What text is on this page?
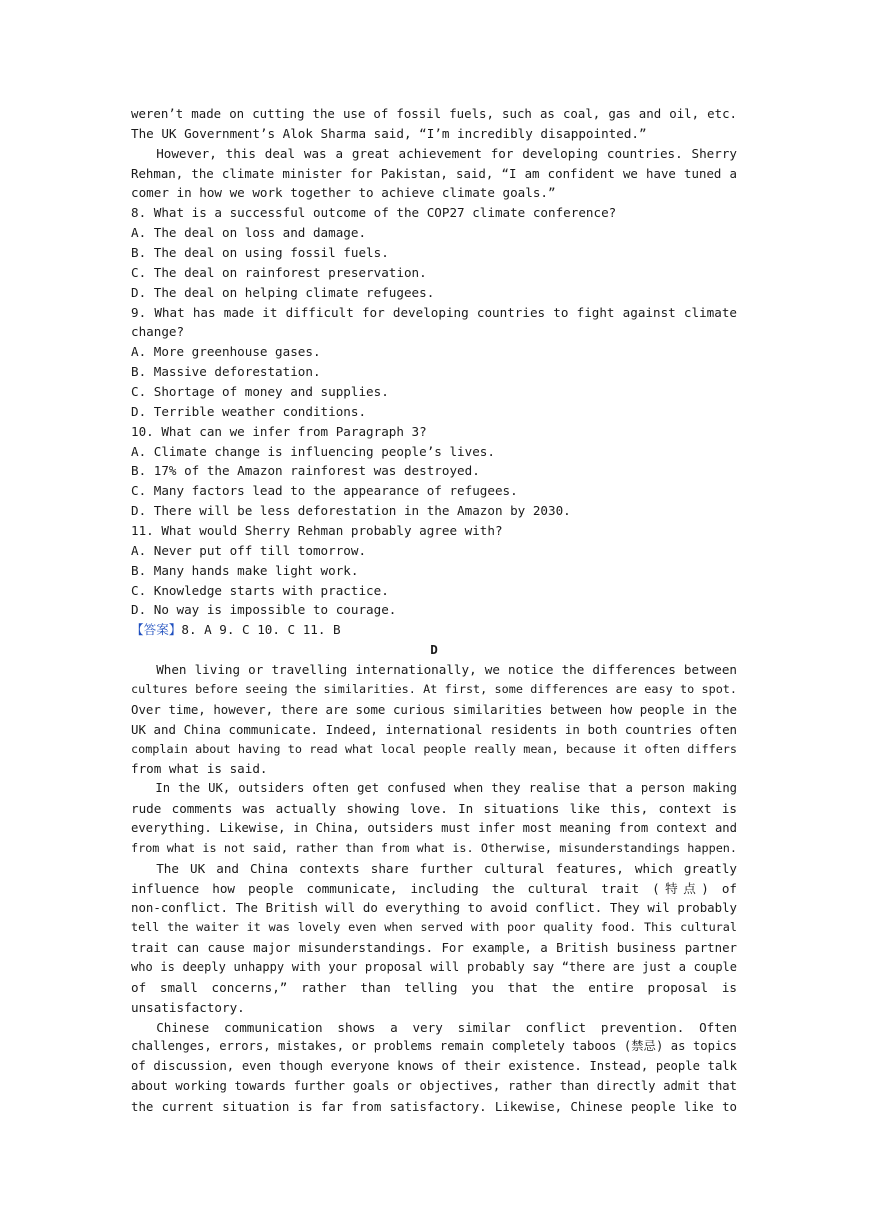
weren’t made on cutting the use of fossil fuels, such as coal, gas and oil, etc.
The UK Government’s Alok Sharma said, “I’m incredibly disappointed.”
However, this deal was a great achievement for developing countries. Sherry
Rehman, the climate minister for Pakistan, said, “I am confident we have tuned a
comer in how we work together to achieve climate goals.”
8. What is a successful outcome of the COP27 climate conference?
A. The deal on loss and damage.
B. The deal on using fossil fuels.
C. The deal on rainforest preservation.
D. The deal on helping climate refugees.
9. What has made it difficult for developing countries to fight against climate
change?
A. More greenhouse gases.
B. Massive deforestation.
C. Shortage of money and supplies.
D. Terrible weather conditions.
10. What can we infer from Paragraph 3?
A. Climate change is influencing people’s lives.
B. 17% of the Amazon rainforest was destroyed.
C. Many factors lead to the appearance of refugees.
D. There will be less deforestation in the Amazon by 2030.
11. What would Sherry Rehman probably agree with?
A. Never put off till tomorrow.
B. Many hands make light work.
C. Knowledge starts with practice.
D. No way is impossible to courage.
【答案】8. A 9. C 10. C 11. B
D
When living or travelling internationally, we notice the differences between
cultures before seeing the similarities. At first, some differences are easy to spot.
Over time, however, there are some curious similarities between how people in the
UK and China communicate. Indeed, international residents in both countries often
complain about having to read what local people really mean, because it often differs
from what is said.
In the UK, outsiders often get confused when they realise that a person making
rude comments was actually showing love. In situations like this, context is
everything. Likewise, in China, outsiders must infer most meaning from context and
from what is not said, rather than from what is. Otherwise, misunderstandings happen.
The UK and China contexts share further cultural features, which greatly
influence how people communicate, including the cultural trait (特点) of
non-conflict. The British will do everything to avoid conflict. They wil probably
tell the waiter it was lovely even when served with poor quality food. This cultural
trait can cause major misunderstandings. For example, a British business partner
who is deeply unhappy with your proposal will probably say “there are just a couple
of small concerns,” rather than telling you that the entire proposal is
unsatisfactory.
Chinese communication shows a very similar conflict prevention. Often
challenges, errors, mistakes, or problems remain completely taboos (禁忌) as topics
of discussion, even though everyone knows of their existence. Instead, people talk
about working towards further goals or objectives, rather than directly admit that
the current situation is far from satisfactory. Likewise, Chinese people like to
==*==
**What the task asks:**
Images in the records should not be copied. Repeat all the rest exactly.

**Result for this exercise:**
What text is on this page?
weren’t made on cutting the use of fossil fuels, such as coal, gas and oil, etc.
The UK Government’s Alok Sharma said, “I’m incredibly disappointed.”
However, this deal was a great achievement for developing countries. Sherry
Rehman, the climate minister for Pakistan, said, “I am confident we have tuned a
comer in how we work together to achieve climate goals.”
8. What is a successful outcome of the COP27 climate conference?
A. The deal on loss and damage.
B. The deal on using fossil fuels.
C. The deal on rainforest preservation.
D. The deal on helping climate refugees.
9. What has made it difficult for developing countries to fight against climate
change?
A. More greenhouse gases.
B. Massive deforestation.
C. Shortage of money and supplies.
D. Terrible weather conditions.
10. What can we infer from Paragraph 3?
A. Climate change is influencing people’s lives.
B. 17% of the Amazon rainforest was destroyed.
C. Many factors lead to the appearance of refugees.
D. There will be less deforestation in the Amazon by 2030.
11. What would Sherry Rehman probably agree with?
A. Never put off till tomorrow.
B. Many hands make light work.
C. Knowledge starts with practice.
D. No way is impossible to courage.
【答案】8. A 9. C 10. C 11. B
D
When living or travelling internationally, we notice the differences between
cultures before seeing the similarities. At first, some differences are easy to spot.
Over time, however, there are some curious similarities between how people in the
UK and China communicate. Indeed, international residents in both countries often
complain about having to read what local people really mean, because it often differs
from what is said.
In the UK, outsiders often get confused when they realise that a person making
rude comments was actually showing love. In situations like this, context is
everything. Likewise, in China, outsiders must infer most meaning from context and
from what is not said, rather than from what is. Otherwise, misunderstandings happen.
The UK and China contexts share further cultural features, which greatly
influence how people communicate, including the cultural trait (特点) of
non-conflict. The British will do everything to avoid conflict. They wil probably
tell the waiter it was lovely even when served with poor quality food. This cultural
trait can cause major misunderstandings. For example, a British business partner
who is deeply unhappy with your proposal will probably say “there are just a couple
of small concerns,” rather than telling you that the entire proposal is
unsatisfactory.
Chinese communication shows a very similar conflict prevention. Often
challenges, errors, mistakes, or problems remain completely taboos (禁忌) as topics
of discussion, even though everyone knows of their existence. Instead, people talk
about working towards further goals or objectives, rather than directly admit that
the current situation is far from satisfactory. Likewise, Chinese people like to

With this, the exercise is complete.